## [GIVEN REQUEST]
Go through the records underneath and write each one out again exactly.

____

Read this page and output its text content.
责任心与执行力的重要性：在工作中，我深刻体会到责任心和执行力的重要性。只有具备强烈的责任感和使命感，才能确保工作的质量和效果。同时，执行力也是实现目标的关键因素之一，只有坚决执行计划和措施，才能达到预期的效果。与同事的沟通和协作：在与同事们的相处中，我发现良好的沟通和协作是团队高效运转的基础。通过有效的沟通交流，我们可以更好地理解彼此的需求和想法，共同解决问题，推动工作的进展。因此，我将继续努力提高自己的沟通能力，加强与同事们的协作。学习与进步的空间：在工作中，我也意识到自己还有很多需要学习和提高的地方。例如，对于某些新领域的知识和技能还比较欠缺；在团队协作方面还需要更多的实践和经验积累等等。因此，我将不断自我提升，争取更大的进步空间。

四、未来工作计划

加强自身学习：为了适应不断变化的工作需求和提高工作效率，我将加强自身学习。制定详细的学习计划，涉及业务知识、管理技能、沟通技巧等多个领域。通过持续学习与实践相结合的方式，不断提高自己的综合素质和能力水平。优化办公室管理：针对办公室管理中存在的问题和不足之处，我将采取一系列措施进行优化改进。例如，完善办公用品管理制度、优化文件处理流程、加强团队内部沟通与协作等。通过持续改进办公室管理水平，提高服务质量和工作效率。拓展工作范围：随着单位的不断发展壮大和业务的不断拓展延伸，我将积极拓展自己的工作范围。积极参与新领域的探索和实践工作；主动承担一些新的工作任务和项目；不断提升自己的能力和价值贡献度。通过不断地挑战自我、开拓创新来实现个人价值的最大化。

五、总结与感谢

____

## [EXERCISE ANSWER]
Read this page and output its text content.
责任心与执行力的重要性：在工作中，我深刻体会到责任心和执行力的重要性。只有具备强烈的责任感和使命感，才能确保工作的质量和效果。同时，执行力也是实现目标的关键因素之一，只有坚决执行计划和措施，才能达到预期的效果。与同事的沟通和协作：在与同事们的相处中，我发现良好的沟通和协作是团队高效运转的基础。通过有效的沟通交流，我们可以更好地理解彼此的需求和想法，共同解决问题，推动工作的进展。因此，我将继续努力提高自己的沟通能力，加强与同事们的协作。学习与进步的空间：在工作中，我也意识到自己还有很多需要学习和提高的地方。例如，对于某些新领域的知识和技能还比较欠缺；在团队协作方面还需要更多的实践和经验积累等等。因此，我将不断自我提升，争取更大的进步空间。

四、未来工作计划

加强自身学习：为了适应不断变化的工作需求和提高工作效率，我将加强自身学习。制定详细的学习计划，涉及业务知识、管理技能、沟通技巧等多个领域。通过持续学习与实践相结合的方式，不断提高自己的综合素质和能力水平。优化办公室管理：针对办公室管理中存在的问题和不足之处，我将采取一系列措施进行优化改进。例如，完善办公用品管理制度、优化文件处理流程、加强团队内部沟通与协作等。通过持续改进办公室管理水平，提高服务质量和工作效率。拓展工作范围：随着单位的不断发展壮大和业务的不断拓展延伸，我将积极拓展自己的工作范围。积极参与新领域的探索和实践工作；主动承担一些新的工作任务和项目；不断提升自己的能力和价值贡献度。通过不断地挑战自我、开拓创新来实现个人价值的最大化。

五、总结与感谢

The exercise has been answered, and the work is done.